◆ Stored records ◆
==========

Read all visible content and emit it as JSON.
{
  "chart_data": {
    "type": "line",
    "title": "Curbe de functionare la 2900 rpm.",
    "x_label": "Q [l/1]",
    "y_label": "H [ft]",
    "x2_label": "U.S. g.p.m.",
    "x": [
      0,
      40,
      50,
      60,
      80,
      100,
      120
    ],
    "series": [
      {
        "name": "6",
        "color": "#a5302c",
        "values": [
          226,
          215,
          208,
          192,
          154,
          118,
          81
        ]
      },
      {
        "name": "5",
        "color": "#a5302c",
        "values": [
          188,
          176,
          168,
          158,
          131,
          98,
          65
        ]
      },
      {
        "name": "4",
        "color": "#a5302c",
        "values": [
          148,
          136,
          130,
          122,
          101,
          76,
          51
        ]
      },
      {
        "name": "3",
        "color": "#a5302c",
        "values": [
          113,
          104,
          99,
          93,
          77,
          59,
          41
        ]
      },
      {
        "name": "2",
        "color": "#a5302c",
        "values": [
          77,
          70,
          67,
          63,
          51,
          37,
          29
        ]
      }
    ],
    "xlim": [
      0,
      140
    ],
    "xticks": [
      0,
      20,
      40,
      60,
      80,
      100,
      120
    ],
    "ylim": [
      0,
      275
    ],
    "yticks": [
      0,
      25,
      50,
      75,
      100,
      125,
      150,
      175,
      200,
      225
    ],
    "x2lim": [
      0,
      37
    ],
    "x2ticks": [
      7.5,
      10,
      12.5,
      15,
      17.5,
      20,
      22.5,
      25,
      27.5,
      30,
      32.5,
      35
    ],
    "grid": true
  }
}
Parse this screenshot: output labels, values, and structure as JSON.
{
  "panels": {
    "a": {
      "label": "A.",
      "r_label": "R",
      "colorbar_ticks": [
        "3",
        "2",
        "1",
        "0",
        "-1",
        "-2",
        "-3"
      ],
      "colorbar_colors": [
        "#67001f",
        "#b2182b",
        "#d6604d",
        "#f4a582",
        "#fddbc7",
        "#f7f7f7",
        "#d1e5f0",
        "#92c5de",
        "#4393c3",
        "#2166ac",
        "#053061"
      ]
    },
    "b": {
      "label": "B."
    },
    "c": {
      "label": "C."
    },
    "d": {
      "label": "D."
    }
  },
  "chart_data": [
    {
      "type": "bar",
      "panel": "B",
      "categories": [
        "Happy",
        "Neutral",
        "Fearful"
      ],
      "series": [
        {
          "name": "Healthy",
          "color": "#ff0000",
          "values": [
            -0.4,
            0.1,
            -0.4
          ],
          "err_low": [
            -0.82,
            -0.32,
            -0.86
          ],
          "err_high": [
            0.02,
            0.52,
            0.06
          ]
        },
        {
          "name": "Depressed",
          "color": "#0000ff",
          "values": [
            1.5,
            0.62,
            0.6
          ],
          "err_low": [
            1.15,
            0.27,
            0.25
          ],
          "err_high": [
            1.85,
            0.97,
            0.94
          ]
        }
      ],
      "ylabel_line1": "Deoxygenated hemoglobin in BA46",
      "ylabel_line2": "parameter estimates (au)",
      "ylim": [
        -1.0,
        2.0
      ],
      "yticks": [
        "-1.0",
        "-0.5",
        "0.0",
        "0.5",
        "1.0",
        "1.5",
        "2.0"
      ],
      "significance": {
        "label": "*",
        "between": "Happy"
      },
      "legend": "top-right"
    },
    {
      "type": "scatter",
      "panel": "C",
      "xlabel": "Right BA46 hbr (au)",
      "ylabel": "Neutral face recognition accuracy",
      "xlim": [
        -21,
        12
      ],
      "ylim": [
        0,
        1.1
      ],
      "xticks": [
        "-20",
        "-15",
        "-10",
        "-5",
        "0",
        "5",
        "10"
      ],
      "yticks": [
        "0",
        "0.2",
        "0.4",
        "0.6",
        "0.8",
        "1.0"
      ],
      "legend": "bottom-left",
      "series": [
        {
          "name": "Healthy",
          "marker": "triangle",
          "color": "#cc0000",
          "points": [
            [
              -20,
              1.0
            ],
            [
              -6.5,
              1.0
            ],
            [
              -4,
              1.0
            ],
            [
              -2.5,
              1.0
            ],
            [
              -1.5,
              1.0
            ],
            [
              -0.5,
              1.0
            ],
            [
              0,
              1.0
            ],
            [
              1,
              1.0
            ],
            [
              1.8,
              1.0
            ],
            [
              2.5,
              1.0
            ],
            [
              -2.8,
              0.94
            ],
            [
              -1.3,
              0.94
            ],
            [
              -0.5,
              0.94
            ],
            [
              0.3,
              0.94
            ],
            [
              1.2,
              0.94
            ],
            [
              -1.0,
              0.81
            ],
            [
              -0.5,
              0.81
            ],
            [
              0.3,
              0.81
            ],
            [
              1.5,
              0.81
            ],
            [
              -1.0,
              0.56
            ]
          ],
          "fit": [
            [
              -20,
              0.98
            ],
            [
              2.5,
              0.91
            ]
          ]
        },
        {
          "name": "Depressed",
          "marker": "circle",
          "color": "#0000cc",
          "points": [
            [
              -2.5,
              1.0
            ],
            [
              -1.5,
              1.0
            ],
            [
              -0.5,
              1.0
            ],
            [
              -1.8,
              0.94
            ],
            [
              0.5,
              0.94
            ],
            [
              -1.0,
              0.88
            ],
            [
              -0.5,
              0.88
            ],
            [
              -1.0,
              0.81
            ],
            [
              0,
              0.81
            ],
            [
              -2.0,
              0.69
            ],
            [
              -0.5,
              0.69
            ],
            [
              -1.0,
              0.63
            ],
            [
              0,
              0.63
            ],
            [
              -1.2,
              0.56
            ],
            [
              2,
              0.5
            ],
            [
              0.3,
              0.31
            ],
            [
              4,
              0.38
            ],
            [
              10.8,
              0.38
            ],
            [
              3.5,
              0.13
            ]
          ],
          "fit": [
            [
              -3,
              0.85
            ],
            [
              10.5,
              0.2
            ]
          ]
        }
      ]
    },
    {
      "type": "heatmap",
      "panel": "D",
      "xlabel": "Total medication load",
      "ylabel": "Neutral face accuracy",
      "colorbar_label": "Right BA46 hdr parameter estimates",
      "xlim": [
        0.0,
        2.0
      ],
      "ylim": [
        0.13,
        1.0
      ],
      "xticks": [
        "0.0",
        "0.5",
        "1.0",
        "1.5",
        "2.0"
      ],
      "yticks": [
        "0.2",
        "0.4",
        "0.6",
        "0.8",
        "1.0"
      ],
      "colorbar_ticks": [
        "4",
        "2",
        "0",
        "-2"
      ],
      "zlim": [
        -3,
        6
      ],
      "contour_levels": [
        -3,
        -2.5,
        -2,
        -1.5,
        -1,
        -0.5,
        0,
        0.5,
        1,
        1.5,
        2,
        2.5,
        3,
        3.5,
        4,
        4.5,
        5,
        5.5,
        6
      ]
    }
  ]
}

==========

Recite the full listing above exactly.

◆ Solution to this problem ◆
Read all visible content and emit it as JSON.
{
  "chart_data": {
    "type": "line",
    "title": "Curbe de functionare la 2900 rpm.",
    "x_label": "Q [l/1]",
    "y_label": "H [ft]",
    "x2_label": "U.S. g.p.m.",
    "x": [
      0,
      40,
      50,
      60,
      80,
      100,
      120
    ],
    "series": [
      {
        "name": "6",
        "color": "#a5302c",
        "values": [
          226,
          215,
          208,
          192,
          154,
          118,
          81
        ]
      },
      {
        "name": "5",
        "color": "#a5302c",
        "values": [
          188,
          176,
          168,
          158,
          131,
          98,
          65
        ]
      },
      {
        "name": "4",
        "color": "#a5302c",
        "values": [
          148,
          136,
          130,
          122,
          101,
          76,
          51
        ]
      },
      {
        "name": "3",
        "color": "#a5302c",
        "values": [
          113,
          104,
          99,
          93,
          77,
          59,
          41
        ]
      },
      {
        "name": "2",
        "color": "#a5302c",
        "values": [
          77,
          70,
          67,
          63,
          51,
          37,
          29
        ]
      }
    ],
    "xlim": [
      0,
      140
    ],
    "xticks": [
      0,
      20,
      40,
      60,
      80,
      100,
      120
    ],
    "ylim": [
      0,
      275
    ],
    "yticks": [
      0,
      25,
      50,
      75,
      100,
      125,
      150,
      175,
      200,
      225
    ],
    "x2lim": [
      0,
      37
    ],
    "x2ticks": [
      7.5,
      10,
      12.5,
      15,
      17.5,
      20,
      22.5,
      25,
      27.5,
      30,
      32.5,
      35
    ],
    "grid": true
  }
}
Parse this screenshot: output labels, values, and structure as JSON.
{
  "panels": {
    "a": {
      "label": "A.",
      "r_label": "R",
      "colorbar_ticks": [
        "3",
        "2",
        "1",
        "0",
        "-1",
        "-2",
        "-3"
      ],
      "colorbar_colors": [
        "#67001f",
        "#b2182b",
        "#d6604d",
        "#f4a582",
        "#fddbc7",
        "#f7f7f7",
        "#d1e5f0",
        "#92c5de",
        "#4393c3",
        "#2166ac",
        "#053061"
      ]
    },
    "b": {
      "label": "B."
    },
    "c": {
      "label": "C."
    },
    "d": {
      "label": "D."
    }
  },
  "chart_data": [
    {
      "type": "bar",
      "panel": "B",
      "categories": [
        "Happy",
        "Neutral",
        "Fearful"
      ],
      "series": [
        {
          "name": "Healthy",
          "color": "#ff0000",
          "values": [
            -0.4,
            0.1,
            -0.4
          ],
          "err_low": [
            -0.82,
            -0.32,
            -0.86
          ],
          "err_high": [
            0.02,
            0.52,
            0.06
          ]
        },
        {
          "name": "Depressed",
          "color": "#0000ff",
          "values": [
            1.5,
            0.62,
            0.6
          ],
          "err_low": [
            1.15,
            0.27,
            0.25
          ],
          "err_high": [
            1.85,
            0.97,
            0.94
          ]
        }
      ],
      "ylabel_line1": "Deoxygenated hemoglobin in BA46",
      "ylabel_line2": "parameter estimates (au)",
      "ylim": [
        -1.0,
        2.0
      ],
      "yticks": [
        "-1.0",
        "-0.5",
        "0.0",
        "0.5",
        "1.0",
        "1.5",
        "2.0"
      ],
      "significance": {
        "label": "*",
        "between": "Happy"
      },
      "legend": "top-right"
    },
    {
      "type": "scatter",
      "panel": "C",
      "xlabel": "Right BA46 hbr (au)",
      "ylabel": "Neutral face recognition accuracy",
      "xlim": [
        -21,
        12
      ],
      "ylim": [
        0,
        1.1
      ],
      "xticks": [
        "-20",
        "-15",
        "-10",
        "-5",
        "0",
        "5",
        "10"
      ],
      "yticks": [
        "0",
        "0.2",
        "0.4",
        "0.6",
        "0.8",
        "1.0"
      ],
      "legend": "bottom-left",
      "series": [
        {
          "name": "Healthy",
          "marker": "triangle",
          "color": "#cc0000",
          "points": [
            [
              -20,
              1.0
            ],
            [
              -6.5,
              1.0
            ],
            [
              -4,
              1.0
            ],
            [
              -2.5,
              1.0
            ],
            [
              -1.5,
              1.0
            ],
            [
              -0.5,
              1.0
            ],
            [
              0,
              1.0
            ],
            [
              1,
              1.0
            ],
            [
              1.8,
              1.0
            ],
            [
              2.5,
              1.0
            ],
            [
              -2.8,
              0.94
            ],
            [
              -1.3,
              0.94
            ],
            [
              -0.5,
              0.94
            ],
            [
              0.3,
              0.94
            ],
            [
              1.2,
              0.94
            ],
            [
              -1.0,
              0.81
            ],
            [
              -0.5,
              0.81
            ],
            [
              0.3,
              0.81
            ],
            [
              1.5,
              0.81
            ],
            [
              -1.0,
              0.56
            ]
          ],
          "fit": [
            [
              -20,
              0.98
            ],
            [
              2.5,
              0.91
            ]
          ]
        },
        {
          "name": "Depressed",
          "marker": "circle",
          "color": "#0000cc",
          "points": [
            [
              -2.5,
              1.0
            ],
            [
              -1.5,
              1.0
            ],
            [
              -0.5,
              1.0
            ],
            [
              -1.8,
              0.94
            ],
            [
              0.5,
              0.94
            ],
            [
              -1.0,
              0.88
            ],
            [
              -0.5,
              0.88
            ],
            [
              -1.0,
              0.81
            ],
            [
              0,
              0.81
            ],
            [
              -2.0,
              0.69
            ],
            [
              -0.5,
              0.69
            ],
            [
              -1.0,
              0.63
            ],
            [
              0,
              0.63
            ],
            [
              -1.2,
              0.56
            ],
            [
              2,
              0.5
            ],
            [
              0.3,
              0.31
            ],
            [
              4,
              0.38
            ],
            [
              10.8,
              0.38
            ],
            [
              3.5,
              0.13
            ]
          ],
          "fit": [
            [
              -3,
              0.85
            ],
            [
              10.5,
              0.2
            ]
          ]
        }
      ]
    },
    {
      "type": "heatmap",
      "panel": "D",
      "xlabel": "Total medication load",
      "ylabel": "Neutral face accuracy",
      "colorbar_label": "Right BA46 hdr parameter estimates",
      "xlim": [
        0.0,
        2.0
      ],
      "ylim": [
        0.13,
        1.0
      ],
      "xticks": [
        "0.0",
        "0.5",
        "1.0",
        "1.5",
        "2.0"
      ],
      "yticks": [
        "0.2",
        "0.4",
        "0.6",
        "0.8",
        "1.0"
      ],
      "colorbar_ticks": [
        "4",
        "2",
        "0",
        "-2"
      ],
      "zlim": [
        -3,
        6
      ],
      "contour_levels": [
        -3,
        -2.5,
        -2,
        -1.5,
        -1,
        -0.5,
        0,
        0.5,
        1,
        1.5,
        2,
        2.5,
        3,
        3.5,
        4,
        4.5,
        5,
        5.5,
        6
      ]
    }
  ]
}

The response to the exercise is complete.